### Data records
--
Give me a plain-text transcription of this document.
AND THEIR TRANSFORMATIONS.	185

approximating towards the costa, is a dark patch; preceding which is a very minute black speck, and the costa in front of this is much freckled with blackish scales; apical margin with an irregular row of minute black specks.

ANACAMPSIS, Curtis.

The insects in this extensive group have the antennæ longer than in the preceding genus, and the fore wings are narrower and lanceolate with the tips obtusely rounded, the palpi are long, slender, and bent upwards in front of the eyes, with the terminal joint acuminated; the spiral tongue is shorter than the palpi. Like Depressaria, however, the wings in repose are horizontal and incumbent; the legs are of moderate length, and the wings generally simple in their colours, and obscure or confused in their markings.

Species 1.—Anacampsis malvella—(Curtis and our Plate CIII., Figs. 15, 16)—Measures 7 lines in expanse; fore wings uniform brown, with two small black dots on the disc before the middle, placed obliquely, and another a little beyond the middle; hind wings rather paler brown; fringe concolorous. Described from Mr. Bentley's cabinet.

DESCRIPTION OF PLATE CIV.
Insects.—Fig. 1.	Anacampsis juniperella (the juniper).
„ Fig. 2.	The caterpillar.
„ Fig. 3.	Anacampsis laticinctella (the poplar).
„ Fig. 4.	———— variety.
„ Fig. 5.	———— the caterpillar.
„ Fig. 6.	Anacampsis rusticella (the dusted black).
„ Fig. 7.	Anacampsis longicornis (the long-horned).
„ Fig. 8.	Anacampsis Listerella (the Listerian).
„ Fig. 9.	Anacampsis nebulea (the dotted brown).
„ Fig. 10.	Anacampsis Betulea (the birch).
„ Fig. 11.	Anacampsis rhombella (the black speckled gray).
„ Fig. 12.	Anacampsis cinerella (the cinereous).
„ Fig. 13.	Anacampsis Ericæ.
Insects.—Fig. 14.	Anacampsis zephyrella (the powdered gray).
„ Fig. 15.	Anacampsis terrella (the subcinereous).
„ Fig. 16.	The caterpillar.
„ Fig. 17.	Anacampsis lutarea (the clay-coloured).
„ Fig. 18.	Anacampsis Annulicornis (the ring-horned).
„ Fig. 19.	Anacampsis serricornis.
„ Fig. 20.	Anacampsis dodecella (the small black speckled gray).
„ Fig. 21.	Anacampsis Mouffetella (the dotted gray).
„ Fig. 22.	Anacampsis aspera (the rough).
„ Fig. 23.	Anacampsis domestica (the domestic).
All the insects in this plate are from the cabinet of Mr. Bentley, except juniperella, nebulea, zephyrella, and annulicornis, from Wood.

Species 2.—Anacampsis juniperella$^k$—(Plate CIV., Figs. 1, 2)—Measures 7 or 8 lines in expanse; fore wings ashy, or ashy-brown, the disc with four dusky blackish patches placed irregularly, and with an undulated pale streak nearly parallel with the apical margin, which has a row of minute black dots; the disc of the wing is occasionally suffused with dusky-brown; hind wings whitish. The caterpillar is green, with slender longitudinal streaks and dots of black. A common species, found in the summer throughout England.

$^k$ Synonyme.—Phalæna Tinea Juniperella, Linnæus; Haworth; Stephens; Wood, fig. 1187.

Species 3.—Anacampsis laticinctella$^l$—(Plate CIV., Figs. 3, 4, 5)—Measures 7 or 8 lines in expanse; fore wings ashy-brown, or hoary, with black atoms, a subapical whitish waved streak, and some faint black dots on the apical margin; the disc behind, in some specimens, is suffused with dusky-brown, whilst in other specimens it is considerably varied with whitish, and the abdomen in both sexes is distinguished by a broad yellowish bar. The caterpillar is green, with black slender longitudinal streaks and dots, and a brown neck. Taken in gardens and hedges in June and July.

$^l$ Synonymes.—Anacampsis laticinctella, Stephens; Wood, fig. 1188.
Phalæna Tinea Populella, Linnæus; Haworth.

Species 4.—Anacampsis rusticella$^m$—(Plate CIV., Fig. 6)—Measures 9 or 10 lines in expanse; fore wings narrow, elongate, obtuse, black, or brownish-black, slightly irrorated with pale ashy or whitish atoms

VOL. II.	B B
--
### DIRECTIONS FOR THIS TASK
Output the records exactly, including every line.

### FULL RESPONSE
Give me a plain-text transcription of this document.
AND THEIR TRANSFORMATIONS.	185

approximating towards the costa, is a dark patch; preceding which is a very minute black speck, and the costa in front of this is much freckled with blackish scales; apical margin with an irregular row of minute black specks.

ANACAMPSIS, Curtis.

The insects in this extensive group have the antennæ longer than in the preceding genus, and the fore wings are narrower and lanceolate with the tips obtusely rounded, the palpi are long, slender, and bent upwards in front of the eyes, with the terminal joint acuminated; the spiral tongue is shorter than the palpi. Like Depressaria, however, the wings in repose are horizontal and incumbent; the legs are of moderate length, and the wings generally simple in their colours, and obscure or confused in their markings.

Species 1.—Anacampsis malvella—(Curtis and our Plate CIII., Figs. 15, 16)—Measures 7 lines in expanse; fore wings uniform brown, with two small black dots on the disc before the middle, placed obliquely, and another a little beyond the middle; hind wings rather paler brown; fringe concolorous. Described from Mr. Bentley's cabinet.

DESCRIPTION OF PLATE CIV.
Insects.—Fig. 1.	Anacampsis juniperella (the juniper).
„ Fig. 2.	The caterpillar.
„ Fig. 3.	Anacampsis laticinctella (the poplar).
„ Fig. 4.	———— variety.
„ Fig. 5.	———— the caterpillar.
„ Fig. 6.	Anacampsis rusticella (the dusted black).
„ Fig. 7.	Anacampsis longicornis (the long-horned).
„ Fig. 8.	Anacampsis Listerella (the Listerian).
„ Fig. 9.	Anacampsis nebulea (the dotted brown).
„ Fig. 10.	Anacampsis Betulea (the birch).
„ Fig. 11.	Anacampsis rhombella (the black speckled gray).
„ Fig. 12.	Anacampsis cinerella (the cinereous).
„ Fig. 13.	Anacampsis Ericæ.
Insects.—Fig. 14.	Anacampsis zephyrella (the powdered gray).
„ Fig. 15.	Anacampsis terrella (the subcinereous).
„ Fig. 16.	The caterpillar.
„ Fig. 17.	Anacampsis lutarea (the clay-coloured).
„ Fig. 18.	Anacampsis Annulicornis (the ring-horned).
„ Fig. 19.	Anacampsis serricornis.
„ Fig. 20.	Anacampsis dodecella (the small black speckled gray).
„ Fig. 21.	Anacampsis Mouffetella (the dotted gray).
„ Fig. 22.	Anacampsis aspera (the rough).
„ Fig. 23.	Anacampsis domestica (the domestic).
All the insects in this plate are from the cabinet of Mr. Bentley, except juniperella, nebulea, zephyrella, and annulicornis, from Wood.

Species 2.—Anacampsis juniperella$^k$—(Plate CIV., Figs. 1, 2)—Measures 7 or 8 lines in expanse; fore wings ashy, or ashy-brown, the disc with four dusky blackish patches placed irregularly, and with an undulated pale streak nearly parallel with the apical margin, which has a row of minute black dots; the disc of the wing is occasionally suffused with dusky-brown; hind wings whitish. The caterpillar is green, with slender longitudinal streaks and dots of black. A common species, found in the summer throughout England.

$^k$ Synonyme.—Phalæna Tinea Juniperella, Linnæus; Haworth; Stephens; Wood, fig. 1187.

Species 3.—Anacampsis laticinctella$^l$—(Plate CIV., Figs. 3, 4, 5)—Measures 7 or 8 lines in expanse; fore wings ashy-brown, or hoary, with black atoms, a subapical whitish waved streak, and some faint black dots on the apical margin; the disc behind, in some specimens, is suffused with dusky-brown, whilst in other specimens it is considerably varied with whitish, and the abdomen in both sexes is distinguished by a broad yellowish bar. The caterpillar is green, with black slender longitudinal streaks and dots, and a brown neck. Taken in gardens and hedges in June and July.

$^l$ Synonymes.—Anacampsis laticinctella, Stephens; Wood, fig. 1188.
Phalæna Tinea Populella, Linnæus; Haworth.

Species 4.—Anacampsis rusticella$^m$—(Plate CIV., Fig. 6)—Measures 9 or 10 lines in expanse; fore wings narrow, elongate, obtuse, black, or brownish-black, slightly irrorated with pale ashy or whitish atoms

VOL. II.	B B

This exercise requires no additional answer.